> [Exercise brief]: All of the records below should be output exactly.

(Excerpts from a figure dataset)
+++
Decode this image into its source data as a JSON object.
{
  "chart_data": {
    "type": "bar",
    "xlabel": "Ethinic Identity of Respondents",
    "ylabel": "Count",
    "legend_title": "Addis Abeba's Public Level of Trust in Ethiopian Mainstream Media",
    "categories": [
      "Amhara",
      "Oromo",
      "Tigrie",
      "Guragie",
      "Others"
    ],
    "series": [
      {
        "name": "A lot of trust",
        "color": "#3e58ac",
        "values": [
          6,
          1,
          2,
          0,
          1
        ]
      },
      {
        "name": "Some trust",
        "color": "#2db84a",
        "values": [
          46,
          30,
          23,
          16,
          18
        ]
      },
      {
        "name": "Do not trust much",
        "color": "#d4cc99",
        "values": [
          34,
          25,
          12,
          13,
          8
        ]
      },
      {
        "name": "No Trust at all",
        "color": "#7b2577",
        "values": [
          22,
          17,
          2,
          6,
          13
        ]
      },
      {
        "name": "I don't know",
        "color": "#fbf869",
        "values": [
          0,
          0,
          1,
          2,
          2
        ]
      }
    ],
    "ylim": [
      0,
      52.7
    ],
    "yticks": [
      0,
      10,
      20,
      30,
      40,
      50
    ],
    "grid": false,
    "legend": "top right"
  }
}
+++
> [Response]:
Decode this image into its source data as a JSON object.
{
  "chart_data": {
    "type": "bar",
    "xlabel": "Ethinic Identity of Respondents",
    "ylabel": "Count",
    "legend_title": "Addis Abeba's Public Level of Trust in Ethiopian Mainstream Media",
    "categories": [
      "Amhara",
      "Oromo",
      "Tigrie",
      "Guragie",
      "Others"
    ],
    "series": [
      {
        "name": "A lot of trust",
        "color": "#3e58ac",
        "values": [
          6,
          1,
          2,
          0,
          1
        ]
      },
      {
        "name": "Some trust",
        "color": "#2db84a",
        "values": [
          46,
          30,
          23,
          16,
          18
        ]
      },
      {
        "name": "Do not trust much",
        "color": "#d4cc99",
        "values": [
          34,
          25,
          12,
          13,
          8
        ]
      },
      {
        "name": "No Trust at all",
        "color": "#7b2577",
        "values": [
          22,
          17,
          2,
          6,
          13
        ]
      },
      {
        "name": "I don't know",
        "color": "#fbf869",
        "values": [
          0,
          0,
          1,
          2,
          2
        ]
      }
    ],
    "ylim": [
      0,
      52.7
    ],
    "yticks": [
      0,
      10,
      20,
      30,
      40,
      50
    ],
    "grid": false,
    "legend": "top right"
  }
}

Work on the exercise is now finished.